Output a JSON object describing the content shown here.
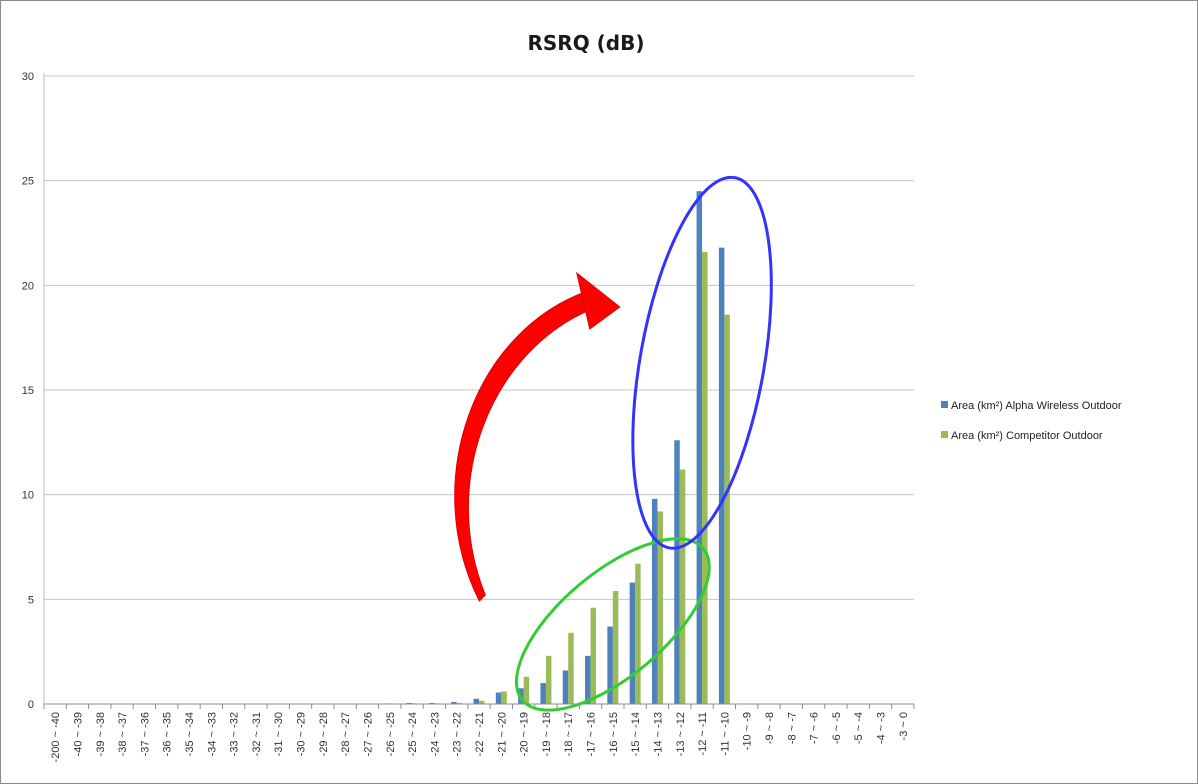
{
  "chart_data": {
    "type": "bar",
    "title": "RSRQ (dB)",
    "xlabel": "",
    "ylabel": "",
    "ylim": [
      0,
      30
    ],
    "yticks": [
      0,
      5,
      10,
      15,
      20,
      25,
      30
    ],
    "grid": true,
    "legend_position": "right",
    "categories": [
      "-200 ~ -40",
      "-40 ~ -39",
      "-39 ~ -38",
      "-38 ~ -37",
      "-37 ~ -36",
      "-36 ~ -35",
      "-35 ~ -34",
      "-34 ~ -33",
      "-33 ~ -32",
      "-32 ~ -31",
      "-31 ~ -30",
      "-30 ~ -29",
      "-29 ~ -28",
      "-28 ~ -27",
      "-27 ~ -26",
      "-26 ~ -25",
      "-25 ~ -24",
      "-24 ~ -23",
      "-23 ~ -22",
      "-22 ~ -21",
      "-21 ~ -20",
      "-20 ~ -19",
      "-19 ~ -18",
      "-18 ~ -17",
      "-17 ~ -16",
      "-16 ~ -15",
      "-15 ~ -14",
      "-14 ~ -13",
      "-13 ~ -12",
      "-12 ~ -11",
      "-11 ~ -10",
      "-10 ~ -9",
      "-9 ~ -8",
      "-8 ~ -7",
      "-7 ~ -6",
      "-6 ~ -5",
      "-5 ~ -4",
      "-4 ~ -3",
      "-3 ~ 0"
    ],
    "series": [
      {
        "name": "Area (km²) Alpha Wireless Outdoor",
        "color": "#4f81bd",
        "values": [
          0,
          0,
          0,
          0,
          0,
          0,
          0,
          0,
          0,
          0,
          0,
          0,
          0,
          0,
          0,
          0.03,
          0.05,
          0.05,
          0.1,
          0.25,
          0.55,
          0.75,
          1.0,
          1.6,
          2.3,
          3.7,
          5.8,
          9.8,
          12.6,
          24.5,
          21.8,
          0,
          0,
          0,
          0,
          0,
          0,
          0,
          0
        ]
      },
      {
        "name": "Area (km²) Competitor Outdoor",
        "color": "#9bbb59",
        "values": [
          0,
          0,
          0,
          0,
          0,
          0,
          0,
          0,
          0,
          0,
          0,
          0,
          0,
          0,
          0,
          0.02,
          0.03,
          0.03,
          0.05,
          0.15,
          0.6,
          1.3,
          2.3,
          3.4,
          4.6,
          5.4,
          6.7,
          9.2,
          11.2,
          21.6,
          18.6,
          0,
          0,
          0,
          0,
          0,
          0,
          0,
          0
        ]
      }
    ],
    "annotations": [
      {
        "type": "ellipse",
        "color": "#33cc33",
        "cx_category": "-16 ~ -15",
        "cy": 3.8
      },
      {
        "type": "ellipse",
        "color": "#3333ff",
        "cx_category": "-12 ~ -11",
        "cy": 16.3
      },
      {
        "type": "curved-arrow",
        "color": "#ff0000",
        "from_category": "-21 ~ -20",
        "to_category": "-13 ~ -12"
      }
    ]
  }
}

INSTRUCTIONS TO FOLLOW:
Retype all of the entries exactly as written, leaving out any images.

WRITTEN SOLUTION:
Output a JSON object describing the content shown here.
{
  "chart_data": {
    "type": "bar",
    "title": "RSRQ (dB)",
    "xlabel": "",
    "ylabel": "",
    "ylim": [
      0,
      30
    ],
    "yticks": [
      0,
      5,
      10,
      15,
      20,
      25,
      30
    ],
    "grid": true,
    "legend_position": "right",
    "categories": [
      "-200 ~ -40",
      "-40 ~ -39",
      "-39 ~ -38",
      "-38 ~ -37",
      "-37 ~ -36",
      "-36 ~ -35",
      "-35 ~ -34",
      "-34 ~ -33",
      "-33 ~ -32",
      "-32 ~ -31",
      "-31 ~ -30",
      "-30 ~ -29",
      "-29 ~ -28",
      "-28 ~ -27",
      "-27 ~ -26",
      "-26 ~ -25",
      "-25 ~ -24",
      "-24 ~ -23",
      "-23 ~ -22",
      "-22 ~ -21",
      "-21 ~ -20",
      "-20 ~ -19",
      "-19 ~ -18",
      "-18 ~ -17",
      "-17 ~ -16",
      "-16 ~ -15",
      "-15 ~ -14",
      "-14 ~ -13",
      "-13 ~ -12",
      "-12 ~ -11",
      "-11 ~ -10",
      "-10 ~ -9",
      "-9 ~ -8",
      "-8 ~ -7",
      "-7 ~ -6",
      "-6 ~ -5",
      "-5 ~ -4",
      "-4 ~ -3",
      "-3 ~ 0"
    ],
    "series": [
      {
        "name": "Area (km²) Alpha Wireless Outdoor",
        "color": "#4f81bd",
        "values": [
          0,
          0,
          0,
          0,
          0,
          0,
          0,
          0,
          0,
          0,
          0,
          0,
          0,
          0,
          0,
          0.03,
          0.05,
          0.05,
          0.1,
          0.25,
          0.55,
          0.75,
          1.0,
          1.6,
          2.3,
          3.7,
          5.8,
          9.8,
          12.6,
          24.5,
          21.8,
          0,
          0,
          0,
          0,
          0,
          0,
          0,
          0
        ]
      },
      {
        "name": "Area (km²) Competitor Outdoor",
        "color": "#9bbb59",
        "values": [
          0,
          0,
          0,
          0,
          0,
          0,
          0,
          0,
          0,
          0,
          0,
          0,
          0,
          0,
          0,
          0.02,
          0.03,
          0.03,
          0.05,
          0.15,
          0.6,
          1.3,
          2.3,
          3.4,
          4.6,
          5.4,
          6.7,
          9.2,
          11.2,
          21.6,
          18.6,
          0,
          0,
          0,
          0,
          0,
          0,
          0,
          0
        ]
      }
    ],
    "annotations": [
      {
        "type": "ellipse",
        "color": "#33cc33",
        "cx_category": "-16 ~ -15",
        "cy": 3.8
      },
      {
        "type": "ellipse",
        "color": "#3333ff",
        "cx_category": "-12 ~ -11",
        "cy": 16.3
      },
      {
        "type": "curved-arrow",
        "color": "#ff0000",
        "from_category": "-21 ~ -20",
        "to_category": "-13 ~ -12"
      }
    ]
  }
}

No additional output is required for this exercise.